THE INPUT:
-- Begin --

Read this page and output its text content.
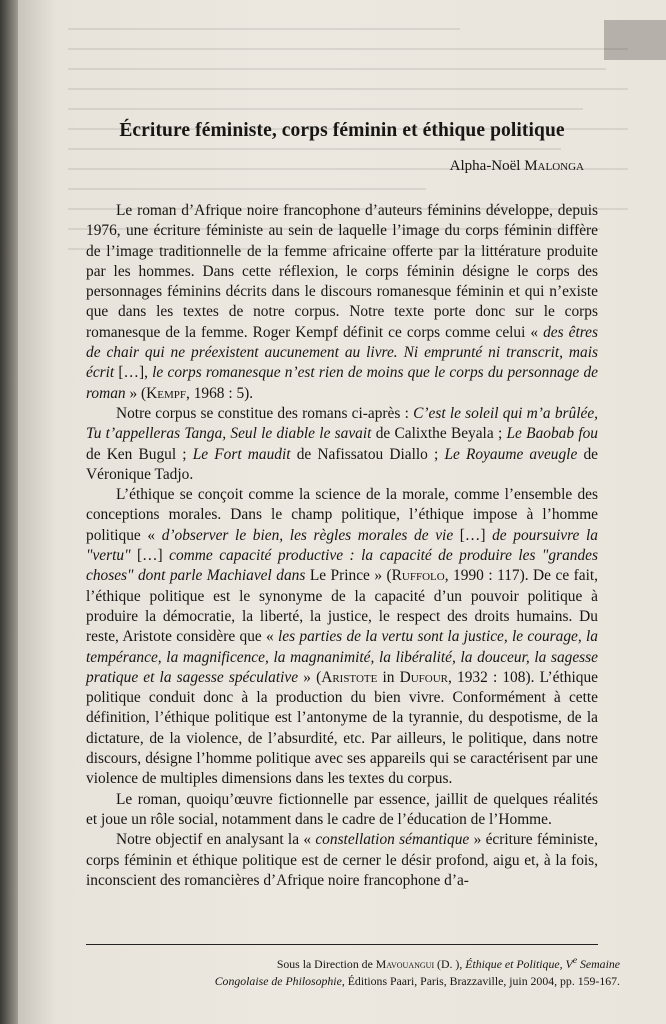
Écriture féministe, corps féminin et éthique politique
Alpha-Noël Malonga

Le roman d’Afrique noire francophone d’auteurs féminins développe, depuis 1976, une écriture féministe au sein de laquelle l’image du corps féminin diffère de l’image traditionnelle de la femme africaine offerte par la littérature produite par les hommes. Dans cette réflexion, le corps féminin désigne le corps des personnages féminins décrits dans le discours romanesque féminin et qui n’existe que dans les textes de notre corpus. Notre texte porte donc sur le corps romanesque de la femme. Roger Kempf définit ce corps comme celui « des êtres de chair qui ne préexistent aucunement au livre. Ni emprunté ni transcrit, mais écrit […], le corps romanesque n’est rien de moins que le corps du personnage de roman » (Kempf, 1968 : 5).

Notre corpus se constitue des romans ci-après : C’est le soleil qui m’a brûlée, Tu t’appelleras Tanga, Seul le diable le savait de Calixthe Beyala ; Le Baobab fou de Ken Bugul ; Le Fort maudit de Nafissatou Diallo ; Le Royaume aveugle de Véronique Tadjo.

L’éthique se conçoit comme la science de la morale, comme l’ensemble des conceptions morales. Dans le champ politique, l’éthique impose à l’homme politique « d’observer le bien, les règles morales de vie […] de poursuivre la "vertu" […] comme capacité productive : la capacité de produire les "grandes choses" dont parle Machiavel dans Le Prince » (Ruffolo, 1990 : 117). De ce fait, l’éthique politique est le synonyme de la capacité d’un pouvoir politique à produire la démocratie, la liberté, la justice, le respect des droits humains. Du reste, Aristote considère que « les parties de la vertu sont la justice, le courage, la tempérance, la magnificence, la magnanimité, la libéralité, la douceur, la sagesse pratique et la sagesse spéculative » (Aristote in Dufour, 1932 : 108). L’éthique politique conduit donc à la production du bien vivre. Conformément à cette définition, l’éthique politique est l’antonyme de la tyrannie, du despotisme, de la dictature, de la violence, de l’absurdité, etc. Par ailleurs, le politique, dans notre discours, désigne l’homme politique avec ses appareils qui se caractérisent par une violence de multiples dimensions dans les textes du corpus.

Le roman, quoiqu’œuvre fictionnelle par essence, jaillit de quelques réalités et joue un rôle social, notamment dans le cadre de l’éducation de l’Homme.

Notre objectif en analysant la « constellation sémantique » écriture féministe, corps féminin et éthique politique est de cerner le désir profond, aigu et, à la fois, inconscient des romancières d’Afrique noire francophone d’a-

Sous la Direction de Mavouangui (D. ), Éthique et Politique, Ve Semaine
Congolaise de Philosophie, Éditions Paari, Paris, Brazzaville, juin 2004, pp. 159-167.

-- End --

GIVEN INSTRUCTION: Extract every line of the records above that contains the word "noire".

EXERCISE RESULT:
Le roman d’Afrique noire francophone d’auteurs féminins développe, depuis 1976, une écriture féministe au sein de laquelle l’image du corps féminin diffère de l’image traditionnelle de la femme africaine offerte par la littérature produite par les hommes. Dans cette réflexion, le corps féminin désigne le corps des personnages féminins décrits dans le discours romanesque féminin et qui n’existe que dans les textes de notre corpus. Notre texte porte donc sur le corps romanesque de la femme. Roger Kempf définit ce corps comme celui « des êtres de chair qui ne préexistent aucunement au livre. Ni emprunté ni transcrit, mais écrit […], le corps romanesque n’est rien de moins que le corps du personnage de roman » (Kempf, 1968 : 5).
Notre objectif en analysant la « constellation sémantique » écriture féministe, corps féminin et éthique politique est de cerner le désir profond, aigu et, à la fois, inconscient des romancières d’Afrique noire francophone d’a-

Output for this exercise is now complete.